GOAL: Each line that follows should be printed again exactly as it stands.

EXTRACTED INFORMATION:
»»

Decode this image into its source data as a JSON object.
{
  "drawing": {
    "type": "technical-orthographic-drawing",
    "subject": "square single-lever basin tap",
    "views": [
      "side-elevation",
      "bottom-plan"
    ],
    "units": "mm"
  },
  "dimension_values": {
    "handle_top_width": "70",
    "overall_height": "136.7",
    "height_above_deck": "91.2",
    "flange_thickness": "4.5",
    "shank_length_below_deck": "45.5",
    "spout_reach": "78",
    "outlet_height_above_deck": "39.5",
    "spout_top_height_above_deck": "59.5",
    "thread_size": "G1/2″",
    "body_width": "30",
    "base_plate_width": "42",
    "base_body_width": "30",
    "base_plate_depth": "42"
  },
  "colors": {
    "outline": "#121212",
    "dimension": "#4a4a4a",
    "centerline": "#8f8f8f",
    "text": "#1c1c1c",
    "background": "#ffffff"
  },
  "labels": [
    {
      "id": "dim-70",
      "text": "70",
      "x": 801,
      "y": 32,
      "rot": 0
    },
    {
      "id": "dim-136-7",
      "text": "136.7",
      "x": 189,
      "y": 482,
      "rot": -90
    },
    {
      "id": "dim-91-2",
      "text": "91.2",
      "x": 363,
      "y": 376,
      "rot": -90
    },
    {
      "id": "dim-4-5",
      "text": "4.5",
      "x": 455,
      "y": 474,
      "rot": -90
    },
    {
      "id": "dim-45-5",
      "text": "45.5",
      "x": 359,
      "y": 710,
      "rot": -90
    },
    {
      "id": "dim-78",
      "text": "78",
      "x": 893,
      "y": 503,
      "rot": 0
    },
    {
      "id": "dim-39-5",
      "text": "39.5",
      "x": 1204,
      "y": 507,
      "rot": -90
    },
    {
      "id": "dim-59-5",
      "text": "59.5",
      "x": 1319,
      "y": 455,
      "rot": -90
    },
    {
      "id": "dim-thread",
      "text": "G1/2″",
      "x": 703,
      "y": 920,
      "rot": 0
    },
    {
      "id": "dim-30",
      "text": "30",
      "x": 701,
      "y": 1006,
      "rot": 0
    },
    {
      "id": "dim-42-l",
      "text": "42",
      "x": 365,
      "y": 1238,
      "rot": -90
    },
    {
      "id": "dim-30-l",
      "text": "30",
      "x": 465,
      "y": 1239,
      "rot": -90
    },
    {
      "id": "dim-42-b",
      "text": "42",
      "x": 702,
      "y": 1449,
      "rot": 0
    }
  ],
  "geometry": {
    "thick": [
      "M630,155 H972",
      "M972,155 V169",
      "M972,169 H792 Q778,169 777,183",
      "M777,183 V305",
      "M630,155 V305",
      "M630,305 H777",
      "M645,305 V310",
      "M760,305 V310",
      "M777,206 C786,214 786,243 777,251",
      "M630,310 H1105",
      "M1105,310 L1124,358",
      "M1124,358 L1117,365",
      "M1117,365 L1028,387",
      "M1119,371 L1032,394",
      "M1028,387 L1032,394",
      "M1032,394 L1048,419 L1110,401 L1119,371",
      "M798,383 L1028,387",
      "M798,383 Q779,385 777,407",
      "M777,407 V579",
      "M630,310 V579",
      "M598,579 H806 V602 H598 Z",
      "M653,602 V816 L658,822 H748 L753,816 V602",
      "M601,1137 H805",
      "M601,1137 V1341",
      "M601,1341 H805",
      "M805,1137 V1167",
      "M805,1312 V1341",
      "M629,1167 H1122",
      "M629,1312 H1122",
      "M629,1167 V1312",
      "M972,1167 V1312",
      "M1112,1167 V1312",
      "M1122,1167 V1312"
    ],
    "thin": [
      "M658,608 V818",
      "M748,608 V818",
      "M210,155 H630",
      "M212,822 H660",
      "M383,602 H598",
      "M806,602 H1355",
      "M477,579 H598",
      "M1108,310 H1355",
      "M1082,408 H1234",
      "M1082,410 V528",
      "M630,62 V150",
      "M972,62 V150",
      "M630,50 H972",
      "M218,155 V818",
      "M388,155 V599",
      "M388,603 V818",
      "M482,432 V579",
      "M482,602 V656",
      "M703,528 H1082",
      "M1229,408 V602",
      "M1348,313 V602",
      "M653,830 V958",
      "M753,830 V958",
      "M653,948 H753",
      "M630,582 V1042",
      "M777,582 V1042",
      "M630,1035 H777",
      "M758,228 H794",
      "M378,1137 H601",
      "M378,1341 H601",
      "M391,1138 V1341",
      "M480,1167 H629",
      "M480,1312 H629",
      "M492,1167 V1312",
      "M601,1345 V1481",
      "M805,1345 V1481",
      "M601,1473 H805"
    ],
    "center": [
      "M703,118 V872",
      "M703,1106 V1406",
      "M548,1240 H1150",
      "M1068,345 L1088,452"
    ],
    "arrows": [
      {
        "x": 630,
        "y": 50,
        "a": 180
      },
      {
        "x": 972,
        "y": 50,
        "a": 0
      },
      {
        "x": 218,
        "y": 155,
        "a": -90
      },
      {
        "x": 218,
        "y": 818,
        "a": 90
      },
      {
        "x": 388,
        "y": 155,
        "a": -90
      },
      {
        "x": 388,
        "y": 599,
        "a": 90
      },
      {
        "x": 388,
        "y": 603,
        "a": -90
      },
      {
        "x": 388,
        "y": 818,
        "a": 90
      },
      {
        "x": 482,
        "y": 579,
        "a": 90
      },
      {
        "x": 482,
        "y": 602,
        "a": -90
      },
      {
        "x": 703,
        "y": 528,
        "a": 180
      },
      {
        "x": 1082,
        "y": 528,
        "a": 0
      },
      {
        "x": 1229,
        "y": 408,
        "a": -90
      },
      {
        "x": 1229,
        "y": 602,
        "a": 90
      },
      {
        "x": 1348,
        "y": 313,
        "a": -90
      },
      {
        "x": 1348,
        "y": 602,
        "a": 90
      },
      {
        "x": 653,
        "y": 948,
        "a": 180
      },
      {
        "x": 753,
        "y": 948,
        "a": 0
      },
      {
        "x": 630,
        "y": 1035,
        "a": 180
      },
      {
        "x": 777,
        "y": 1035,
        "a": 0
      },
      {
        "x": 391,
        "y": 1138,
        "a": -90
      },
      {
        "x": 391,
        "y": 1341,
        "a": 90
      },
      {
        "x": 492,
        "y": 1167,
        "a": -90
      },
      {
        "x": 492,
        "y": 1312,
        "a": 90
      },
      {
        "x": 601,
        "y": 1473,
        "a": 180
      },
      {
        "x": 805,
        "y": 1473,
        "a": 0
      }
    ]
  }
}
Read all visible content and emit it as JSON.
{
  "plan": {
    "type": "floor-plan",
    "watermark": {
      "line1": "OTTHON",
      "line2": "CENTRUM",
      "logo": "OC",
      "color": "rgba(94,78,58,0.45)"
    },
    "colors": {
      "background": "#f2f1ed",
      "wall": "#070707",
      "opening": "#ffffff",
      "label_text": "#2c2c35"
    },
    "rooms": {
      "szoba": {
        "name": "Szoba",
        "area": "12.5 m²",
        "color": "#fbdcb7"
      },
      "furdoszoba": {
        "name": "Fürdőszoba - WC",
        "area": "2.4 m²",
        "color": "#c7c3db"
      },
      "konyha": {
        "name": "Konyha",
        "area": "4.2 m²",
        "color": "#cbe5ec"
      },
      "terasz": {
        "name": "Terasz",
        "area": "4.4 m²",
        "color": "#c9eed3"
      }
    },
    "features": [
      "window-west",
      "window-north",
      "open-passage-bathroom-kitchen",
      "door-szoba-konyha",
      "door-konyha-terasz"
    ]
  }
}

««

EXERCISE ANSWER:
Decode this image into its source data as a JSON object.
{
  "drawing": {
    "type": "technical-orthographic-drawing",
    "subject": "square single-lever basin tap",
    "views": [
      "side-elevation",
      "bottom-plan"
    ],
    "units": "mm"
  },
  "dimension_values": {
    "handle_top_width": "70",
    "overall_height": "136.7",
    "height_above_deck": "91.2",
    "flange_thickness": "4.5",
    "shank_length_below_deck": "45.5",
    "spout_reach": "78",
    "outlet_height_above_deck": "39.5",
    "spout_top_height_above_deck": "59.5",
    "thread_size": "G1/2″",
    "body_width": "30",
    "base_plate_width": "42",
    "base_body_width": "30",
    "base_plate_depth": "42"
  },
  "colors": {
    "outline": "#121212",
    "dimension": "#4a4a4a",
    "centerline": "#8f8f8f",
    "text": "#1c1c1c",
    "background": "#ffffff"
  },
  "labels": [
    {
      "id": "dim-70",
      "text": "70",
      "x": 801,
      "y": 32,
      "rot": 0
    },
    {
      "id": "dim-136-7",
      "text": "136.7",
      "x": 189,
      "y": 482,
      "rot": -90
    },
    {
      "id": "dim-91-2",
      "text": "91.2",
      "x": 363,
      "y": 376,
      "rot": -90
    },
    {
      "id": "dim-4-5",
      "text": "4.5",
      "x": 455,
      "y": 474,
      "rot": -90
    },
    {
      "id": "dim-45-5",
      "text": "45.5",
      "x": 359,
      "y": 710,
      "rot": -90
    },
    {
      "id": "dim-78",
      "text": "78",
      "x": 893,
      "y": 503,
      "rot": 0
    },
    {
      "id": "dim-39-5",
      "text": "39.5",
      "x": 1204,
      "y": 507,
      "rot": -90
    },
    {
      "id": "dim-59-5",
      "text": "59.5",
      "x": 1319,
      "y": 455,
      "rot": -90
    },
    {
      "id": "dim-thread",
      "text": "G1/2″",
      "x": 703,
      "y": 920,
      "rot": 0
    },
    {
      "id": "dim-30",
      "text": "30",
      "x": 701,
      "y": 1006,
      "rot": 0
    },
    {
      "id": "dim-42-l",
      "text": "42",
      "x": 365,
      "y": 1238,
      "rot": -90
    },
    {
      "id": "dim-30-l",
      "text": "30",
      "x": 465,
      "y": 1239,
      "rot": -90
    },
    {
      "id": "dim-42-b",
      "text": "42",
      "x": 702,
      "y": 1449,
      "rot": 0
    }
  ],
  "geometry": {
    "thick": [
      "M630,155 H972",
      "M972,155 V169",
      "M972,169 H792 Q778,169 777,183",
      "M777,183 V305",
      "M630,155 V305",
      "M630,305 H777",
      "M645,305 V310",
      "M760,305 V310",
      "M777,206 C786,214 786,243 777,251",
      "M630,310 H1105",
      "M1105,310 L1124,358",
      "M1124,358 L1117,365",
      "M1117,365 L1028,387",
      "M1119,371 L1032,394",
      "M1028,387 L1032,394",
      "M1032,394 L1048,419 L1110,401 L1119,371",
      "M798,383 L1028,387",
      "M798,383 Q779,385 777,407",
      "M777,407 V579",
      "M630,310 V579",
      "M598,579 H806 V602 H598 Z",
      "M653,602 V816 L658,822 H748 L753,816 V602",
      "M601,1137 H805",
      "M601,1137 V1341",
      "M601,1341 H805",
      "M805,1137 V1167",
      "M805,1312 V1341",
      "M629,1167 H1122",
      "M629,1312 H1122",
      "M629,1167 V1312",
      "M972,1167 V1312",
      "M1112,1167 V1312",
      "M1122,1167 V1312"
    ],
    "thin": [
      "M658,608 V818",
      "M748,608 V818",
      "M210,155 H630",
      "M212,822 H660",
      "M383,602 H598",
      "M806,602 H1355",
      "M477,579 H598",
      "M1108,310 H1355",
      "M1082,408 H1234",
      "M1082,410 V528",
      "M630,62 V150",
      "M972,62 V150",
      "M630,50 H972",
      "M218,155 V818",
      "M388,155 V599",
      "M388,603 V818",
      "M482,432 V579",
      "M482,602 V656",
      "M703,528 H1082",
      "M1229,408 V602",
      "M1348,313 V602",
      "M653,830 V958",
      "M753,830 V958",
      "M653,948 H753",
      "M630,582 V1042",
      "M777,582 V1042",
      "M630,1035 H777",
      "M758,228 H794",
      "M378,1137 H601",
      "M378,1341 H601",
      "M391,1138 V1341",
      "M480,1167 H629",
      "M480,1312 H629",
      "M492,1167 V1312",
      "M601,1345 V1481",
      "M805,1345 V1481",
      "M601,1473 H805"
    ],
    "center": [
      "M703,118 V872",
      "M703,1106 V1406",
      "M548,1240 H1150",
      "M1068,345 L1088,452"
    ],
    "arrows": [
      {
        "x": 630,
        "y": 50,
        "a": 180
      },
      {
        "x": 972,
        "y": 50,
        "a": 0
      },
      {
        "x": 218,
        "y": 155,
        "a": -90
      },
      {
        "x": 218,
        "y": 818,
        "a": 90
      },
      {
        "x": 388,
        "y": 155,
        "a": -90
      },
      {
        "x": 388,
        "y": 599,
        "a": 90
      },
      {
        "x": 388,
        "y": 603,
        "a": -90
      },
      {
        "x": 388,
        "y": 818,
        "a": 90
      },
      {
        "x": 482,
        "y": 579,
        "a": 90
      },
      {
        "x": 482,
        "y": 602,
        "a": -90
      },
      {
        "x": 703,
        "y": 528,
        "a": 180
      },
      {
        "x": 1082,
        "y": 528,
        "a": 0
      },
      {
        "x": 1229,
        "y": 408,
        "a": -90
      },
      {
        "x": 1229,
        "y": 602,
        "a": 90
      },
      {
        "x": 1348,
        "y": 313,
        "a": -90
      },
      {
        "x": 1348,
        "y": 602,
        "a": 90
      },
      {
        "x": 653,
        "y": 948,
        "a": 180
      },
      {
        "x": 753,
        "y": 948,
        "a": 0
      },
      {
        "x": 630,
        "y": 1035,
        "a": 180
      },
      {
        "x": 777,
        "y": 1035,
        "a": 0
      },
      {
        "x": 391,
        "y": 1138,
        "a": -90
      },
      {
        "x": 391,
        "y": 1341,
        "a": 90
      },
      {
        "x": 492,
        "y": 1167,
        "a": -90
      },
      {
        "x": 492,
        "y": 1312,
        "a": 90
      },
      {
        "x": 601,
        "y": 1473,
        "a": 180
      },
      {
        "x": 805,
        "y": 1473,
        "a": 0
      }
    ]
  }
}
Read all visible content and emit it as JSON.
{
  "plan": {
    "type": "floor-plan",
    "watermark": {
      "line1": "OTTHON",
      "line2": "CENTRUM",
      "logo": "OC",
      "color": "rgba(94,78,58,0.45)"
    },
    "colors": {
      "background": "#f2f1ed",
      "wall": "#070707",
      "opening": "#ffffff",
      "label_text": "#2c2c35"
    },
    "rooms": {
      "szoba": {
        "name": "Szoba",
        "area": "12.5 m²",
        "color": "#fbdcb7"
      },
      "furdoszoba": {
        "name": "Fürdőszoba - WC",
        "area": "2.4 m²",
        "color": "#c7c3db"
      },
      "konyha": {
        "name": "Konyha",
        "area": "4.2 m²",
        "color": "#cbe5ec"
      },
      "terasz": {
        "name": "Terasz",
        "area": "4.4 m²",
        "color": "#c9eed3"
      }
    },
    "features": [
      "window-west",
      "window-north",
      "open-passage-bathroom-kitchen",
      "door-szoba-konyha",
      "door-konyha-terasz"
    ]
  }
}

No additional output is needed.